Task objective: Turn the paragraph beginning "This scoping review had rigorous methods" in the strengths and limitations text below into a short bulleted list that keeps its main facts.

Extracted text:
:::::

Strengths and limitations

This scoping review had rigorous methods and comprehensively described interventions including both nutrition and physical activity. Another strength of this scoping review was inclusion of populations with a range of cardiometabolic risk that may be representative of the population in economically developed countries, such as the USA. This included individuals who were healthy, overweight or obese, or with cardiometabolic disease. However, the authors did set the parameter that studies would be excluded if they included participants with a BMI of ≥40 kg/m², with the intention that this relatively arbitrary line may be a proxy for the point at which medical interventions may be necessary beyond ‘standard’ diet and exercise. This is evident in the few studies included that focused on individuals with cardiometabolic disease; most of which included some participants with BMI ≥ 40 kg/m² and were thus excluded. Future studies may elucidate more relevant measures to stratify individuals who have therapeutic v. ‘general’ needs. Due to the wide breadth of nutrition and physical activity interventions, it was necessary to categorise populations, interventions and outcomes very broadly, thus masking heterogeneity between these studies. Future SR should consider how efficacy of interventions vary according to an individual’s cardiometabolic risk factors, diet and physical activity history and ability, and methods of data collection for dietary intake and physical activity outcomes. Improving understanding of how early interventions may prevent onset or progression of cardiometabolic risk factors prior to disease onset would allow for a development of a framework describing how interventions can be effectively individualised to specific clients but implemented on a broad scale. Increased attention to and rigor of data collection methods, including for dietary and physical activity behaviours, will improve quality of and certainty in evidence to inform practice.

:::::

Records supplied:
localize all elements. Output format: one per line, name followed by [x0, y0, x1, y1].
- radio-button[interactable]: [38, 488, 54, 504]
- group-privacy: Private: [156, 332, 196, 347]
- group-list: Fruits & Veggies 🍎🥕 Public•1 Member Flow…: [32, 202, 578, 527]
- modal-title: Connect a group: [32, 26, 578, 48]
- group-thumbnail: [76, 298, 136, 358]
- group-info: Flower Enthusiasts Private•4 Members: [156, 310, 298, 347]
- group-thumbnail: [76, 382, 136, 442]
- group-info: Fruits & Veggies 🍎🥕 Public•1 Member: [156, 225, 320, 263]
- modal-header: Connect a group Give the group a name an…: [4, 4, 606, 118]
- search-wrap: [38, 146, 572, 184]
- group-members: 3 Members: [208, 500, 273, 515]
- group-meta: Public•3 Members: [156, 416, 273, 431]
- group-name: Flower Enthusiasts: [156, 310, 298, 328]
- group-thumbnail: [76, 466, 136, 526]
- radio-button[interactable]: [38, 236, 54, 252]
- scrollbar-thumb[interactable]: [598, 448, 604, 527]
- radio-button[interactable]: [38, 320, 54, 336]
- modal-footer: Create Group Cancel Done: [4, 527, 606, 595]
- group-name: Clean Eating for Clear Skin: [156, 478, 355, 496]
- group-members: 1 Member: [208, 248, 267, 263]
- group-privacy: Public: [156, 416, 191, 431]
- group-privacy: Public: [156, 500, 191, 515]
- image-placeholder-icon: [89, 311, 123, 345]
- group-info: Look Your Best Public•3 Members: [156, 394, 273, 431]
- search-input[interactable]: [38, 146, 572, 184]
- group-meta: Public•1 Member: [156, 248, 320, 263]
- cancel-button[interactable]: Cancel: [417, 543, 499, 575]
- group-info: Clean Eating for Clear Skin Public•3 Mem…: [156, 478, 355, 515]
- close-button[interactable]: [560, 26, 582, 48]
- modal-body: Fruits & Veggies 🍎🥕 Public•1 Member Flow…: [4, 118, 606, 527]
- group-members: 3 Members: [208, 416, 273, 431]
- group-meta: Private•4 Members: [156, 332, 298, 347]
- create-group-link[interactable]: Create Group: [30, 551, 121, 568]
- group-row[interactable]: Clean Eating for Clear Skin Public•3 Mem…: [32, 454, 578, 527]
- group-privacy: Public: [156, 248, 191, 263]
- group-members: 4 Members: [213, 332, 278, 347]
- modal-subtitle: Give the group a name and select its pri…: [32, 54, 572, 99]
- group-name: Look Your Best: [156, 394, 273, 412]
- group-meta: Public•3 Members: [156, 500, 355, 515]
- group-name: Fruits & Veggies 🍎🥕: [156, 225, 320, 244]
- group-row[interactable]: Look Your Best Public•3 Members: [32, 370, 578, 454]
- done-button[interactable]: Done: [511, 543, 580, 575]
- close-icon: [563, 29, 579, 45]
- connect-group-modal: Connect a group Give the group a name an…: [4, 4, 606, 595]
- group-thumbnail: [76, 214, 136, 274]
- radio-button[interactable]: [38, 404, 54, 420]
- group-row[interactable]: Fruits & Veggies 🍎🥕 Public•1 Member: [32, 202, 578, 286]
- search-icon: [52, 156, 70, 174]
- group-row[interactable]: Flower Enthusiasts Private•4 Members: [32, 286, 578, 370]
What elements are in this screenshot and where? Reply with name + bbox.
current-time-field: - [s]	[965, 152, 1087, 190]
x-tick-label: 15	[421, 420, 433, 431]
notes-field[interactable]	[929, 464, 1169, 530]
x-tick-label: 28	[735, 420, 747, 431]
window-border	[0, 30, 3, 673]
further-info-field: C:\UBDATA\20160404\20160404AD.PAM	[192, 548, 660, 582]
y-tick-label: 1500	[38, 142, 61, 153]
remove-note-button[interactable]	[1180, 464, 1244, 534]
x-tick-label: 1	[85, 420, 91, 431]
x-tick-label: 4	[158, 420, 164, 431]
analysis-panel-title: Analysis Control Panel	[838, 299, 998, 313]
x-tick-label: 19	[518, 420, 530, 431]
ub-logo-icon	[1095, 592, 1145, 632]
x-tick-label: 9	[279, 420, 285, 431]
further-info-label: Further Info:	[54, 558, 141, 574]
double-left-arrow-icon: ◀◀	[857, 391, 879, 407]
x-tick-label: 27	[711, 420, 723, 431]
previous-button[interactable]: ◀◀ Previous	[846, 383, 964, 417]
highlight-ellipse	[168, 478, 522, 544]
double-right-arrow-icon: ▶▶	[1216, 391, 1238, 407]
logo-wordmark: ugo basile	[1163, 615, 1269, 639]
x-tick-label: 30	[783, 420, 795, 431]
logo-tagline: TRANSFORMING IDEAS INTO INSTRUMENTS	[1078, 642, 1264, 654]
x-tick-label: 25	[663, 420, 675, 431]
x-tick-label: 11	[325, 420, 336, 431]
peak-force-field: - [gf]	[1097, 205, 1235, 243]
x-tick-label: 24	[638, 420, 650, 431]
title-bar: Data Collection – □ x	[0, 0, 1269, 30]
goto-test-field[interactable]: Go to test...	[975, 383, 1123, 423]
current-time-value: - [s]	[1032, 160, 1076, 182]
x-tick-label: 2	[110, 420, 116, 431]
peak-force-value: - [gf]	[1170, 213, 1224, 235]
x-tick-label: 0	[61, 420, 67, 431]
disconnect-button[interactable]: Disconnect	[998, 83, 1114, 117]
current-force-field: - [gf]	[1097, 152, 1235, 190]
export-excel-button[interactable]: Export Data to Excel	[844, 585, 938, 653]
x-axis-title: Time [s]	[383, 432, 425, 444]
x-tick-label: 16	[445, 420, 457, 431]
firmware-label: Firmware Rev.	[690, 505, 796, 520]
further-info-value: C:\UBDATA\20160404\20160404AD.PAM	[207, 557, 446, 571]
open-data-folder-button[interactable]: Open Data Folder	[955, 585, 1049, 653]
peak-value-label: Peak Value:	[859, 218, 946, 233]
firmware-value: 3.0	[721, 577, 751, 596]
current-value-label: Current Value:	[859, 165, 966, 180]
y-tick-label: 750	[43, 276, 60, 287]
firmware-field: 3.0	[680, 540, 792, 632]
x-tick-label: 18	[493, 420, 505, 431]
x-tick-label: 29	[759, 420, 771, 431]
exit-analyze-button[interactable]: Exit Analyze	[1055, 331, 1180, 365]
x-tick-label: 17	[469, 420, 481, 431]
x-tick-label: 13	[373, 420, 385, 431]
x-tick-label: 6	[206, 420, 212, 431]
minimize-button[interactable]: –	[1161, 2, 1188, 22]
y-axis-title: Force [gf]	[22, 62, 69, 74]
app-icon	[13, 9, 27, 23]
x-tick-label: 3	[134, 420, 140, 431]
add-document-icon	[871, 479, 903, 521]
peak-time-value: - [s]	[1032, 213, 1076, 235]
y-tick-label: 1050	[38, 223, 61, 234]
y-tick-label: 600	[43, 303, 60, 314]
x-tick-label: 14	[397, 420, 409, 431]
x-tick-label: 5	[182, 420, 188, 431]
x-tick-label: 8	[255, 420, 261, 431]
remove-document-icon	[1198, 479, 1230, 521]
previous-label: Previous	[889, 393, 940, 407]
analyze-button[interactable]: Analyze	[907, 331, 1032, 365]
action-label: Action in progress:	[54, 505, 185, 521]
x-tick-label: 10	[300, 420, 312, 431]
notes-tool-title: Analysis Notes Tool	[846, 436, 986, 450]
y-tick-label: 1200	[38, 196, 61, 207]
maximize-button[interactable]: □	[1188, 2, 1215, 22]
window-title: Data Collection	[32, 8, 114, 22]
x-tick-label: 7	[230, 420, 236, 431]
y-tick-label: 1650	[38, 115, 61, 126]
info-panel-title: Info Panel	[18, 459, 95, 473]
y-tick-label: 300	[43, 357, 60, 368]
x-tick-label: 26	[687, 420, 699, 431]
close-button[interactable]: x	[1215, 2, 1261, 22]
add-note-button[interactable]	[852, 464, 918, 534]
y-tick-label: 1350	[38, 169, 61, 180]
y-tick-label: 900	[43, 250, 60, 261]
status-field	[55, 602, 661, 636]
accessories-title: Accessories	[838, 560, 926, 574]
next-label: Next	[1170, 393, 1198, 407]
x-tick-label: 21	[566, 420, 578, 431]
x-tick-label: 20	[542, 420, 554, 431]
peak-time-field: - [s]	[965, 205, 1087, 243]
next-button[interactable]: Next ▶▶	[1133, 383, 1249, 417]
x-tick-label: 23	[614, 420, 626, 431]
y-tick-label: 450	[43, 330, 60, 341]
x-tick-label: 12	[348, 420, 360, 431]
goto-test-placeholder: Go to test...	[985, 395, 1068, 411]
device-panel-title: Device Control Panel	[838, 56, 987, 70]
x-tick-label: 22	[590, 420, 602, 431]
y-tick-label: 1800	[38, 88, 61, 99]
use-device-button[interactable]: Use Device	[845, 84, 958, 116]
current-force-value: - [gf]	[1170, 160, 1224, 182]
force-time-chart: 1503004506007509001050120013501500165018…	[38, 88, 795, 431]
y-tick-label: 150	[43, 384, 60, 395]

:::::

Written reply:
- Strengths: rigorous methods, and a thorough description of interventions covering both nutrition and physical activity.
- Another strength: it included people across a range of cardiometabolic risk (healthy, overweight or obese, or with cardiometabolic disease). This range may represent the population of economically developed countries such as the USA.
- Limitation: studies with participants with a BMI of ≥40 kg/m² were excluded. This somewhat arbitrary cutoff was meant to mark the point where medical care beyond standard diet and exercise may be needed. Most studies on people with cardiometabolic disease had such participants, so few of them were included.
- Limitation: because the interventions varied so widely, populations, interventions and outcomes had to be grouped very broadly. This hid differences between studies.
- Future work should:
  - find better measures to separate people with therapeutic needs from those with general needs.
  - examine how intervention efficacy varies with cardiometabolic risk factors, diet and physical activity history and ability, and data collection methods.
  - learn how early interventions may prevent the onset or progression of risk factors. This would support a framework for interventions tailored to individuals but used on a broad scale.
  - improve the rigor of data collection on diet and physical activity, to strengthen the evidence that guides practice.